Set problem: Copy out the listing in full, exactly as written, but not its pictures.

^^^^^^^^^^^^^^^^

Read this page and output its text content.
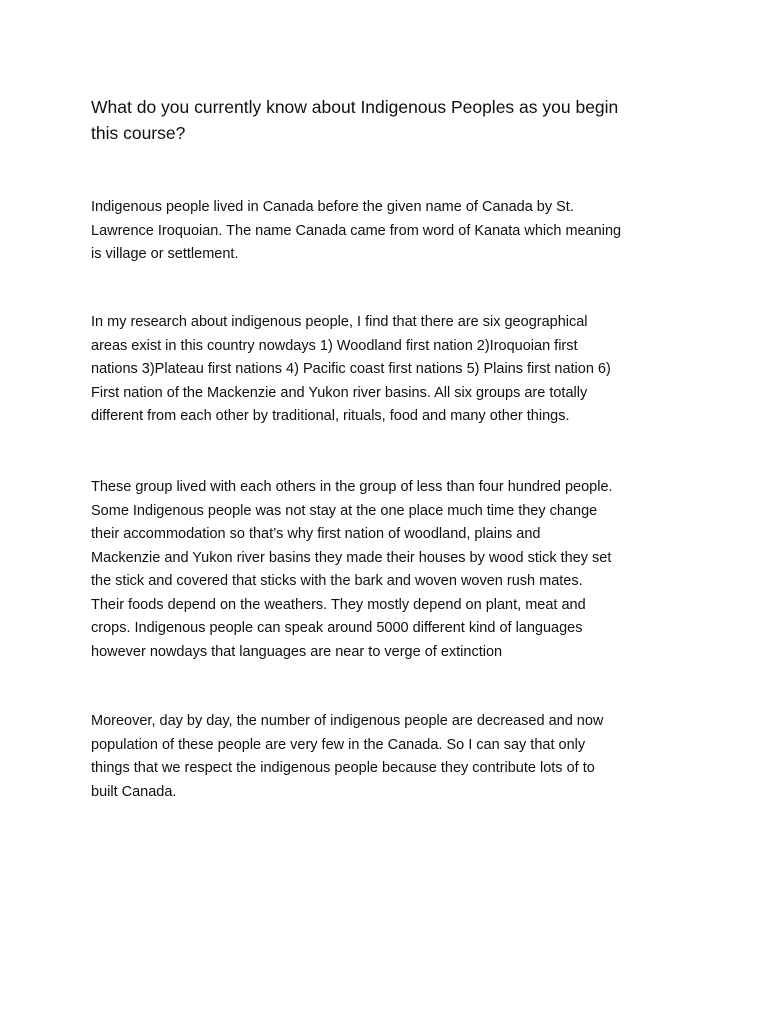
What do you currently know about Indigenous Peoples as you begin
this course?

Indigenous people lived in Canada before the given name of Canada by St.
Lawrence Iroquoian. The name Canada came from word of Kanata which meaning
is village or settlement.

In my research about indigenous people, I find that there are six geographical
areas exist in this country nowdays 1) Woodland first nation 2)Iroquoian first
nations 3)Plateau first nations 4) Pacific coast first nations 5) Plains first nation 6)
First nation of the Mackenzie and Yukon river basins. All six groups are totally
different from each other by traditional, rituals, food and many other things.

These group lived with each others in the group of less than four hundred people.
Some Indigenous people was not stay at the one place much time they change
their accommodation so that’s why first nation of woodland, plains and
Mackenzie and Yukon river basins they made their houses by wood stick they set
the stick and covered that sticks with the bark and woven woven rush mates.
Their foods depend on the weathers. They mostly depend on plant, meat and
crops. Indigenous people can speak around 5000 different kind of languages
however nowdays that languages are near to verge of extinction

Moreover, day by day, the number of indigenous people are decreased and now
population of these people are very few in the Canada. So I can say that only
things that we respect the indigenous people because they contribute lots of to
built Canada.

^^^^^^^^^^^^^^^^

The reply:
Read this page and output its text content.
What do you currently know about Indigenous Peoples as you begin
this course?

Indigenous people lived in Canada before the given name of Canada by St.
Lawrence Iroquoian. The name Canada came from word of Kanata which meaning
is village or settlement.

In my research about indigenous people, I find that there are six geographical
areas exist in this country nowdays 1) Woodland first nation 2)Iroquoian first
nations 3)Plateau first nations 4) Pacific coast first nations 5) Plains first nation 6)
First nation of the Mackenzie and Yukon river basins. All six groups are totally
different from each other by traditional, rituals, food and many other things.

These group lived with each others in the group of less than four hundred people.
Some Indigenous people was not stay at the one place much time they change
their accommodation so that’s why first nation of woodland, plains and
Mackenzie and Yukon river basins they made their houses by wood stick they set
the stick and covered that sticks with the bark and woven woven rush mates.
Their foods depend on the weathers. They mostly depend on plant, meat and
crops. Indigenous people can speak around 5000 different kind of languages
however nowdays that languages are near to verge of extinction

Moreover, day by day, the number of indigenous people are decreased and now
population of these people are very few in the Canada. So I can say that only
things that we respect the indigenous people because they contribute lots of to
built Canada.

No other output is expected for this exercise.